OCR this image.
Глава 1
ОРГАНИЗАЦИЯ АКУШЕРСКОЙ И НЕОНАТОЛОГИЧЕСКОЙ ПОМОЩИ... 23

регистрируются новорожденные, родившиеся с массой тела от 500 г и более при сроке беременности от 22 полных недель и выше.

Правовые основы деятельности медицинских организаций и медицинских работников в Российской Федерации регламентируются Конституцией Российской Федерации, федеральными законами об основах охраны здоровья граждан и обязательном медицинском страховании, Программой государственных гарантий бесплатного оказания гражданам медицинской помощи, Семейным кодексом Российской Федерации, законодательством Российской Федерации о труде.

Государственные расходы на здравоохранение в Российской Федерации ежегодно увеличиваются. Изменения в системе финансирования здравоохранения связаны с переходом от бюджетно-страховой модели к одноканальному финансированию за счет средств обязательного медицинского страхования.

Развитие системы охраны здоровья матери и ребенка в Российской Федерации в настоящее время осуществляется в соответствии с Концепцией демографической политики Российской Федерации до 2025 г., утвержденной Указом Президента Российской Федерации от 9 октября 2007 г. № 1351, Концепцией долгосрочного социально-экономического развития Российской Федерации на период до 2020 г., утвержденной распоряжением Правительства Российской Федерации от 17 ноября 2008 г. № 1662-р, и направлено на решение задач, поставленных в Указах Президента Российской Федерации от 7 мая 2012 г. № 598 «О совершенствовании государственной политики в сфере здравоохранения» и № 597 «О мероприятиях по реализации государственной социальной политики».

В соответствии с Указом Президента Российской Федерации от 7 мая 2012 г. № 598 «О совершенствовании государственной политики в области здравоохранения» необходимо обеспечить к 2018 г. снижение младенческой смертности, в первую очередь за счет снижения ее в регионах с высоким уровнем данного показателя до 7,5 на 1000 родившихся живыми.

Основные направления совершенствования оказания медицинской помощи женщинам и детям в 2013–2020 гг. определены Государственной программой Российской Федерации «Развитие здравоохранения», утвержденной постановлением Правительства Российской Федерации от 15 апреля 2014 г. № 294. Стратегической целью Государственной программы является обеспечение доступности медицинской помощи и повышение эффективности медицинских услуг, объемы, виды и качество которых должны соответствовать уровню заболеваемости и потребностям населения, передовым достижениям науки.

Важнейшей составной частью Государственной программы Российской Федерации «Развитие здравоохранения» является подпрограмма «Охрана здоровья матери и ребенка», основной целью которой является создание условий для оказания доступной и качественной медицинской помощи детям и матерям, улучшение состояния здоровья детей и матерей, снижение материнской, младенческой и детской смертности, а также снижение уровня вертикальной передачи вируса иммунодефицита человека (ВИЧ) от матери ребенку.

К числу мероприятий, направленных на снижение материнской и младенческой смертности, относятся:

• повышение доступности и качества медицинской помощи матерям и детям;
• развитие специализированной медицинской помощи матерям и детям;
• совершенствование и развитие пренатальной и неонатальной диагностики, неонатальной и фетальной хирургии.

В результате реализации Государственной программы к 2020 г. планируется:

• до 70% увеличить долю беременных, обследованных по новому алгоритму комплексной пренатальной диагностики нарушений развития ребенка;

┄┄┄┄┄┄

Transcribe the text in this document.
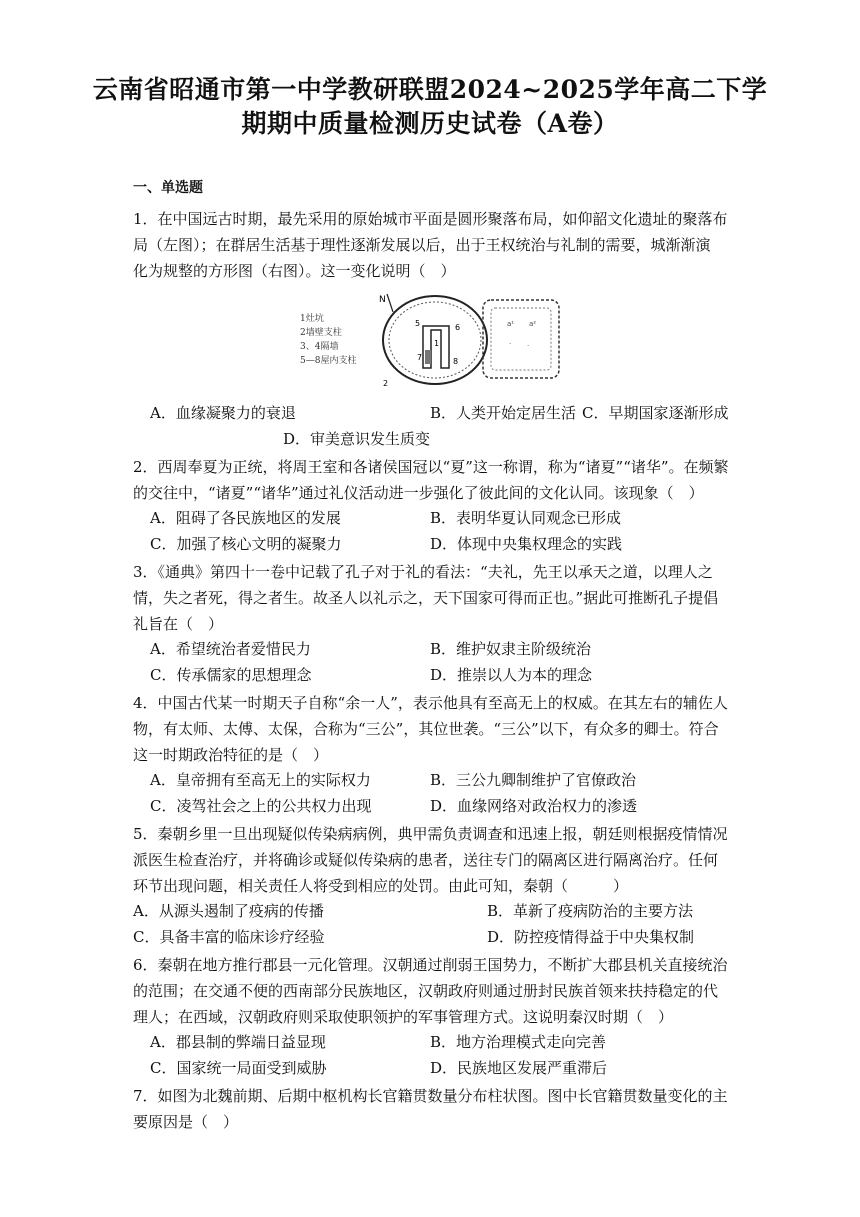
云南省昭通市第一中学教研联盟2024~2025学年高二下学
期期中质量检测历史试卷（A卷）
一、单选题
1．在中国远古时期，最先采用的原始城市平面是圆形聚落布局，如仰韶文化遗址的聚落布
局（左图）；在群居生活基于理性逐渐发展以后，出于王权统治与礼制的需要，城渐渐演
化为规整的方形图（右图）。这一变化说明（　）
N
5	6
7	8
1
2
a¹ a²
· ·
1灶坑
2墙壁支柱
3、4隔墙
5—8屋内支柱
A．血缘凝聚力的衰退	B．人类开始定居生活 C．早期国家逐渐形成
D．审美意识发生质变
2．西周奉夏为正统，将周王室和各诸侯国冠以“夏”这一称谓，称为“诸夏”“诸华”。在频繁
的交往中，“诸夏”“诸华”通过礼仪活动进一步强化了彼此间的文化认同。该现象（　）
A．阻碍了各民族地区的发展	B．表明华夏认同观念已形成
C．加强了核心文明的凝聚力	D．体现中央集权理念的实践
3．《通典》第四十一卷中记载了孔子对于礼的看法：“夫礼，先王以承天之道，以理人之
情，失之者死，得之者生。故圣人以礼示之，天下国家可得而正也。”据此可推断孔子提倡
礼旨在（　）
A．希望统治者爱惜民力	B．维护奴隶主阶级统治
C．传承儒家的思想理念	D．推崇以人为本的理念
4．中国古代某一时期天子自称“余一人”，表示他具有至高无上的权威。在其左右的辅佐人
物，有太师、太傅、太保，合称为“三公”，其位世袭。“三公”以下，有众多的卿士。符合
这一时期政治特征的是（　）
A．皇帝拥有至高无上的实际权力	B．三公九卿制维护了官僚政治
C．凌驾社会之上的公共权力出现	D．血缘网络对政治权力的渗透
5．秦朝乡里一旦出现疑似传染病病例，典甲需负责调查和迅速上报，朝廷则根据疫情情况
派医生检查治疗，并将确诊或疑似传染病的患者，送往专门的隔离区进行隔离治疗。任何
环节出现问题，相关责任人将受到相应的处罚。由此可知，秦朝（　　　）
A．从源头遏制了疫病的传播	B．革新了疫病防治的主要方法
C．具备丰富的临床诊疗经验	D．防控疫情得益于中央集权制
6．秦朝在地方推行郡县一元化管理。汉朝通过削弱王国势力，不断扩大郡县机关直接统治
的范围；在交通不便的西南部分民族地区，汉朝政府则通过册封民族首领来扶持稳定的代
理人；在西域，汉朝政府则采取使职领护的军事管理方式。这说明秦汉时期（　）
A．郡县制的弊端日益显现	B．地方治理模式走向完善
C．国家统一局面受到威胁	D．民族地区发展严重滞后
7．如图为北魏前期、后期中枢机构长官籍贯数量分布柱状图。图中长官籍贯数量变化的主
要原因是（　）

┄┄┄┄┄┄

Work out the number of lines in this listing that include the word "целью". Reply with that number only.

**CORRECT ANSWER**
2